== WRITTEN INSTRUCTION ==
Write out the whole listing, matching it exactly.

== EXTRACTED INFORMATION ==
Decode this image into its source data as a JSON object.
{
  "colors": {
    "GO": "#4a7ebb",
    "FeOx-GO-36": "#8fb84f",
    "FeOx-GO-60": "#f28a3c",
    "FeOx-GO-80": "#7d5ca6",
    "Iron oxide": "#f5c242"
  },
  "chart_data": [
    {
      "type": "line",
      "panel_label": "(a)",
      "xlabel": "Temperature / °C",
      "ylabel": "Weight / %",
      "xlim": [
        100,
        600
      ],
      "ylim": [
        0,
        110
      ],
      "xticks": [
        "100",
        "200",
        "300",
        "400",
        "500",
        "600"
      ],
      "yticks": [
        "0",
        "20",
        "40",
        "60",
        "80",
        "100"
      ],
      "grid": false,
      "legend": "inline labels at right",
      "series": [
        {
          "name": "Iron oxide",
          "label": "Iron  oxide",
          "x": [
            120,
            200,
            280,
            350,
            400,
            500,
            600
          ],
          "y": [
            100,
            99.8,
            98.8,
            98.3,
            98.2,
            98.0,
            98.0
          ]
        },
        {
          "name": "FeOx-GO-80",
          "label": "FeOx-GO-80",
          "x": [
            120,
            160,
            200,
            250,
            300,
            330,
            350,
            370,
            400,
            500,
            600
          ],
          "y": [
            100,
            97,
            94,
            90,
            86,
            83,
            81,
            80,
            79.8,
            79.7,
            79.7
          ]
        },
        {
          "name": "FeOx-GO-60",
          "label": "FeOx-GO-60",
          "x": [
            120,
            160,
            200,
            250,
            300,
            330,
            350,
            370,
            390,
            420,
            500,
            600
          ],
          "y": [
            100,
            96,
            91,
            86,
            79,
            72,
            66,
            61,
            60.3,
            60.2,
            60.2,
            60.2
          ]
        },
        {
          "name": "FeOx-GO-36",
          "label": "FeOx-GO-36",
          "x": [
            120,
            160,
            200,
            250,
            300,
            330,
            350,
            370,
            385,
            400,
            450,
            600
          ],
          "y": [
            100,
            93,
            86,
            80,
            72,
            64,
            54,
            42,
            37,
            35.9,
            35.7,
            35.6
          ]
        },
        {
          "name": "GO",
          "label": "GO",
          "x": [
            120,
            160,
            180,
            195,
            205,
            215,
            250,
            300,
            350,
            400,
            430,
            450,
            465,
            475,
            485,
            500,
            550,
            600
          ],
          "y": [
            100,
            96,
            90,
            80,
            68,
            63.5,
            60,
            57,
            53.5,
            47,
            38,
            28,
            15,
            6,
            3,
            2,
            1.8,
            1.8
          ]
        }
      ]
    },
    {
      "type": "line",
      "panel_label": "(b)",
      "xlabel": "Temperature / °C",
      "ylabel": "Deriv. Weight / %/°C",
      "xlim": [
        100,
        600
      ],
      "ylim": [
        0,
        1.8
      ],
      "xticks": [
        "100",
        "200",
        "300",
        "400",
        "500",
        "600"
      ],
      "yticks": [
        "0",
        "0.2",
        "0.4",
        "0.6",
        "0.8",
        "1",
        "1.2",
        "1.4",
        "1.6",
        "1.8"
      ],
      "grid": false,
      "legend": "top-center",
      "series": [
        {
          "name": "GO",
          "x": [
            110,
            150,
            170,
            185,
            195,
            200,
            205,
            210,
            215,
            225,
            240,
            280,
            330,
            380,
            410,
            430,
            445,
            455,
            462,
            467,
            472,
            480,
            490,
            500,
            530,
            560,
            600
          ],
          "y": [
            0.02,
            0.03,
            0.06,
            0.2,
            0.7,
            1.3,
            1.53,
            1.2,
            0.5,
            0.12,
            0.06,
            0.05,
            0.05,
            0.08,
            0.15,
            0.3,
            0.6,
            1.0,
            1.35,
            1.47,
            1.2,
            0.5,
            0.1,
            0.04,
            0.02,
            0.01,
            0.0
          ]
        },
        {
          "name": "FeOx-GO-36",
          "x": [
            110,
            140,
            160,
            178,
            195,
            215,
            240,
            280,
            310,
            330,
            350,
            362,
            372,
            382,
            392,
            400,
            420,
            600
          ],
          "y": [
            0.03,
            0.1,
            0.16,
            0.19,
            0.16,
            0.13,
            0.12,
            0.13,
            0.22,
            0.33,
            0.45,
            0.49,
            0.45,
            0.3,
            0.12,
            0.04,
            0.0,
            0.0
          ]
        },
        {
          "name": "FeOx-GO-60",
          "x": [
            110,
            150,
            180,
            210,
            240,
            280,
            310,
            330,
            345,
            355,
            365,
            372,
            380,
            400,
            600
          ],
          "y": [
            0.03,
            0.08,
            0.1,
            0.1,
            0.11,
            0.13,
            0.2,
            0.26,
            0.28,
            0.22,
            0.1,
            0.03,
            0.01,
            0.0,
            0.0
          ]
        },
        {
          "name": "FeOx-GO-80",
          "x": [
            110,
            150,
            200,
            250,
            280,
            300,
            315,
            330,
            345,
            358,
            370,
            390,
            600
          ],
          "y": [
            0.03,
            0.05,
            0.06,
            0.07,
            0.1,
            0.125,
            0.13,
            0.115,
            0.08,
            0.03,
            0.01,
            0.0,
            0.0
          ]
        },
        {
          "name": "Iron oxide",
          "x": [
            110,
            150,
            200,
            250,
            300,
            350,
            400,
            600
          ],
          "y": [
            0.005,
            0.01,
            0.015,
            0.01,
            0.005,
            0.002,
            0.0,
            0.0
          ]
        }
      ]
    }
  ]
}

== REPLY TO THE TASK ==
Decode this image into its source data as a JSON object.
{
  "colors": {
    "GO": "#4a7ebb",
    "FeOx-GO-36": "#8fb84f",
    "FeOx-GO-60": "#f28a3c",
    "FeOx-GO-80": "#7d5ca6",
    "Iron oxide": "#f5c242"
  },
  "chart_data": [
    {
      "type": "line",
      "panel_label": "(a)",
      "xlabel": "Temperature / °C",
      "ylabel": "Weight / %",
      "xlim": [
        100,
        600
      ],
      "ylim": [
        0,
        110
      ],
      "xticks": [
        "100",
        "200",
        "300",
        "400",
        "500",
        "600"
      ],
      "yticks": [
        "0",
        "20",
        "40",
        "60",
        "80",
        "100"
      ],
      "grid": false,
      "legend": "inline labels at right",
      "series": [
        {
          "name": "Iron oxide",
          "label": "Iron  oxide",
          "x": [
            120,
            200,
            280,
            350,
            400,
            500,
            600
          ],
          "y": [
            100,
            99.8,
            98.8,
            98.3,
            98.2,
            98.0,
            98.0
          ]
        },
        {
          "name": "FeOx-GO-80",
          "label": "FeOx-GO-80",
          "x": [
            120,
            160,
            200,
            250,
            300,
            330,
            350,
            370,
            400,
            500,
            600
          ],
          "y": [
            100,
            97,
            94,
            90,
            86,
            83,
            81,
            80,
            79.8,
            79.7,
            79.7
          ]
        },
        {
          "name": "FeOx-GO-60",
          "label": "FeOx-GO-60",
          "x": [
            120,
            160,
            200,
            250,
            300,
            330,
            350,
            370,
            390,
            420,
            500,
            600
          ],
          "y": [
            100,
            96,
            91,
            86,
            79,
            72,
            66,
            61,
            60.3,
            60.2,
            60.2,
            60.2
          ]
        },
        {
          "name": "FeOx-GO-36",
          "label": "FeOx-GO-36",
          "x": [
            120,
            160,
            200,
            250,
            300,
            330,
            350,
            370,
            385,
            400,
            450,
            600
          ],
          "y": [
            100,
            93,
            86,
            80,
            72,
            64,
            54,
            42,
            37,
            35.9,
            35.7,
            35.6
          ]
        },
        {
          "name": "GO",
          "label": "GO",
          "x": [
            120,
            160,
            180,
            195,
            205,
            215,
            250,
            300,
            350,
            400,
            430,
            450,
            465,
            475,
            485,
            500,
            550,
            600
          ],
          "y": [
            100,
            96,
            90,
            80,
            68,
            63.5,
            60,
            57,
            53.5,
            47,
            38,
            28,
            15,
            6,
            3,
            2,
            1.8,
            1.8
          ]
        }
      ]
    },
    {
      "type": "line",
      "panel_label": "(b)",
      "xlabel": "Temperature / °C",
      "ylabel": "Deriv. Weight / %/°C",
      "xlim": [
        100,
        600
      ],
      "ylim": [
        0,
        1.8
      ],
      "xticks": [
        "100",
        "200",
        "300",
        "400",
        "500",
        "600"
      ],
      "yticks": [
        "0",
        "0.2",
        "0.4",
        "0.6",
        "0.8",
        "1",
        "1.2",
        "1.4",
        "1.6",
        "1.8"
      ],
      "grid": false,
      "legend": "top-center",
      "series": [
        {
          "name": "GO",
          "x": [
            110,
            150,
            170,
            185,
            195,
            200,
            205,
            210,
            215,
            225,
            240,
            280,
            330,
            380,
            410,
            430,
            445,
            455,
            462,
            467,
            472,
            480,
            490,
            500,
            530,
            560,
            600
          ],
          "y": [
            0.02,
            0.03,
            0.06,
            0.2,
            0.7,
            1.3,
            1.53,
            1.2,
            0.5,
            0.12,
            0.06,
            0.05,
            0.05,
            0.08,
            0.15,
            0.3,
            0.6,
            1.0,
            1.35,
            1.47,
            1.2,
            0.5,
            0.1,
            0.04,
            0.02,
            0.01,
            0.0
          ]
        },
        {
          "name": "FeOx-GO-36",
          "x": [
            110,
            140,
            160,
            178,
            195,
            215,
            240,
            280,
            310,
            330,
            350,
            362,
            372,
            382,
            392,
            400,
            420,
            600
          ],
          "y": [
            0.03,
            0.1,
            0.16,
            0.19,
            0.16,
            0.13,
            0.12,
            0.13,
            0.22,
            0.33,
            0.45,
            0.49,
            0.45,
            0.3,
            0.12,
            0.04,
            0.0,
            0.0
          ]
        },
        {
          "name": "FeOx-GO-60",
          "x": [
            110,
            150,
            180,
            210,
            240,
            280,
            310,
            330,
            345,
            355,
            365,
            372,
            380,
            400,
            600
          ],
          "y": [
            0.03,
            0.08,
            0.1,
            0.1,
            0.11,
            0.13,
            0.2,
            0.26,
            0.28,
            0.22,
            0.1,
            0.03,
            0.01,
            0.0,
            0.0
          ]
        },
        {
          "name": "FeOx-GO-80",
          "x": [
            110,
            150,
            200,
            250,
            280,
            300,
            315,
            330,
            345,
            358,
            370,
            390,
            600
          ],
          "y": [
            0.03,
            0.05,
            0.06,
            0.07,
            0.1,
            0.125,
            0.13,
            0.115,
            0.08,
            0.03,
            0.01,
            0.0,
            0.0
          ]
        },
        {
          "name": "Iron oxide",
          "x": [
            110,
            150,
            200,
            250,
            300,
            350,
            400,
            600
          ],
          "y": [
            0.005,
            0.01,
            0.015,
            0.01,
            0.005,
            0.002,
            0.0,
            0.0
          ]
        }
      ]
    }
  ]
}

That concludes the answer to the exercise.